◆ PROBLEM TO SOLVE
Count how many lines below contain the word "Alexandria", then give that number alone.

◆ DATA LISTING

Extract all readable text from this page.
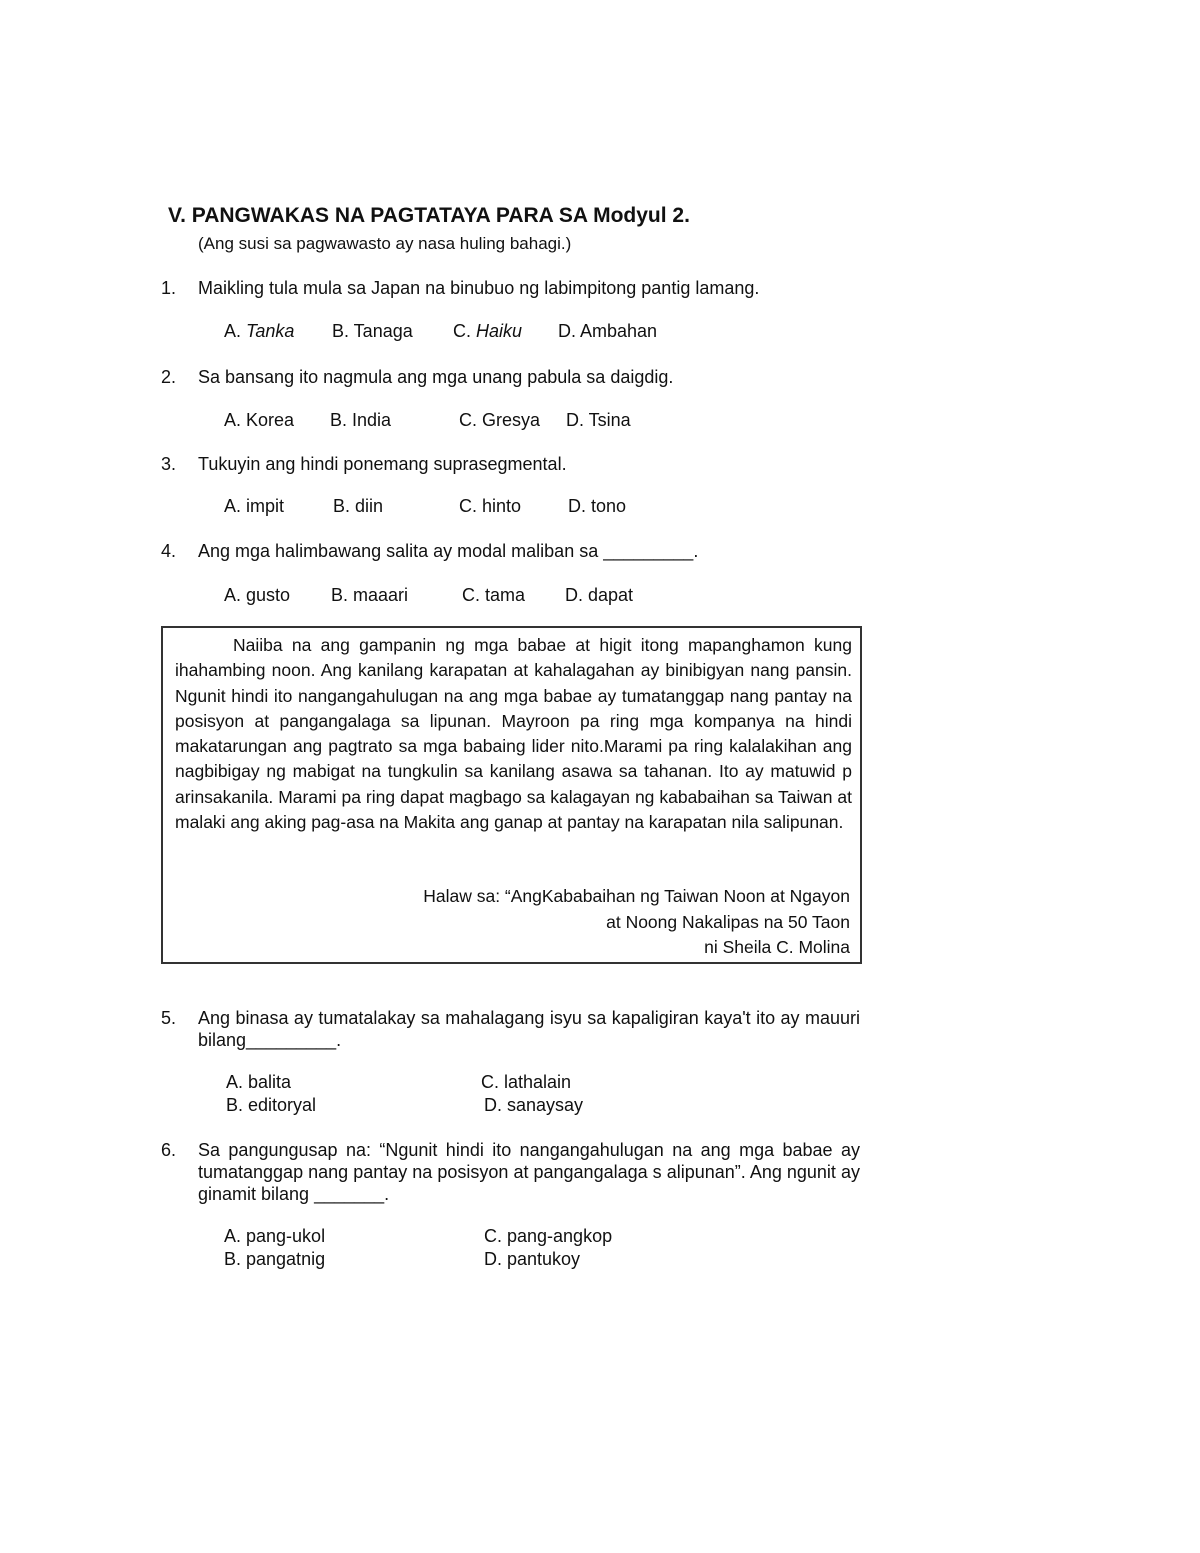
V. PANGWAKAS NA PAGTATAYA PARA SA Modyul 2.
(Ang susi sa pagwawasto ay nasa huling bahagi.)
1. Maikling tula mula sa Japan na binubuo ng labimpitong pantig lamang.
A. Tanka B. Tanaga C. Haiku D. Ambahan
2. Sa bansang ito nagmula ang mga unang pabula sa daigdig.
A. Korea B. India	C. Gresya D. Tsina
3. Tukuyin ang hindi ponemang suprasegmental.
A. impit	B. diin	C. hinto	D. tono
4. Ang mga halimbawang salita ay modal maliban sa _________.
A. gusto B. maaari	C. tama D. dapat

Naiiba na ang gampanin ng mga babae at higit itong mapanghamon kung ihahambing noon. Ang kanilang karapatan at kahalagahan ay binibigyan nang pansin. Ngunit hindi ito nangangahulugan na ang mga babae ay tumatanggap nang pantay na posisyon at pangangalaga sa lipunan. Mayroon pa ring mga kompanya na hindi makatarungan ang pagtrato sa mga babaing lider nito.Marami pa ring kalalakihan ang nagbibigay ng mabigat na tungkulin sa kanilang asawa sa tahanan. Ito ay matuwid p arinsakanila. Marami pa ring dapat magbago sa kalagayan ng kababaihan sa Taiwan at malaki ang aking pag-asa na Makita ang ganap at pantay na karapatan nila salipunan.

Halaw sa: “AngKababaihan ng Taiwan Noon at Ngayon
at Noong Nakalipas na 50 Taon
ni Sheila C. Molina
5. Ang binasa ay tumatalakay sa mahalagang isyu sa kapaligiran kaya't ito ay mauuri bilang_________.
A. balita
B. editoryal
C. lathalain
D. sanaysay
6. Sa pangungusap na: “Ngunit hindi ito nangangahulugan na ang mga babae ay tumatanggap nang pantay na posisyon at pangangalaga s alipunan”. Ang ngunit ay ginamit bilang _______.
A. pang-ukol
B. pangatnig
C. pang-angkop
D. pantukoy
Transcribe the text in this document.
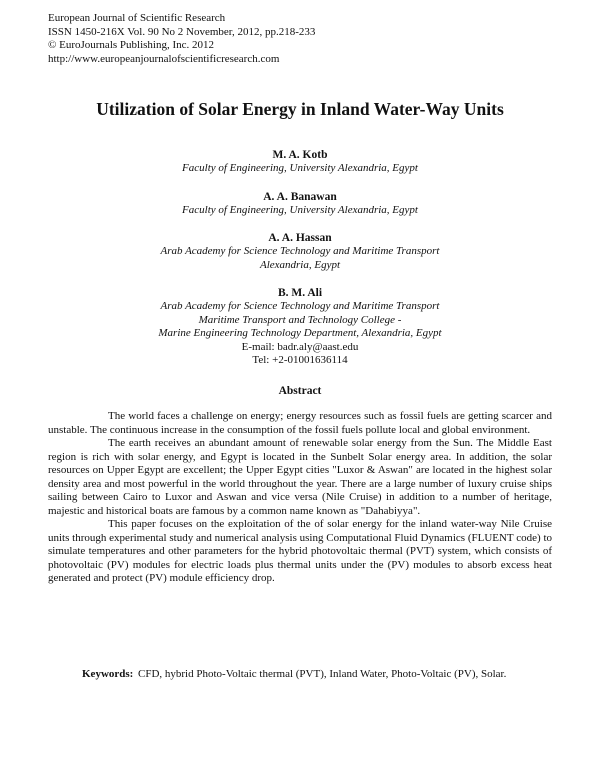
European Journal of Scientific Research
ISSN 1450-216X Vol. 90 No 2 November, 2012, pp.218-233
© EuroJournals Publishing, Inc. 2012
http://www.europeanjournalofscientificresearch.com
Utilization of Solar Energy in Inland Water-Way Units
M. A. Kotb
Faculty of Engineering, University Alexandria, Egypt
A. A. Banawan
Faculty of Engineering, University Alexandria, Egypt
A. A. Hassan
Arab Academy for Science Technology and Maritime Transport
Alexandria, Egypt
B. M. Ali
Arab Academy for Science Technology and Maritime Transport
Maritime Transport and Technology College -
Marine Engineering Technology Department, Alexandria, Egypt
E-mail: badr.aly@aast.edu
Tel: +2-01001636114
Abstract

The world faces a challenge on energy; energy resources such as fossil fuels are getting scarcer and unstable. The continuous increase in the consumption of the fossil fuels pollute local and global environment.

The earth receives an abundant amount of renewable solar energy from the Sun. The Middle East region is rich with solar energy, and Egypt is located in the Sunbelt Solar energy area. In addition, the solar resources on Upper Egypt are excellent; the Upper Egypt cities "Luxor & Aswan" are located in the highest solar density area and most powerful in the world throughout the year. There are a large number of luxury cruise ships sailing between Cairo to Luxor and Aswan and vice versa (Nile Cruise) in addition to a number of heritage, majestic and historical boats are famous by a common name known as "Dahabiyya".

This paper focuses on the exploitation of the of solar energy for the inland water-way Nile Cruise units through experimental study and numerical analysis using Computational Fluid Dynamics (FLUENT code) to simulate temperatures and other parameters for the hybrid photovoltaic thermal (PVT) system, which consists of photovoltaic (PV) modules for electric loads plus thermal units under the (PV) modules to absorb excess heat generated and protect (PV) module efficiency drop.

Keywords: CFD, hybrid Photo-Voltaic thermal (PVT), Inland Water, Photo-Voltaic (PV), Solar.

◆ TASK RESULT
4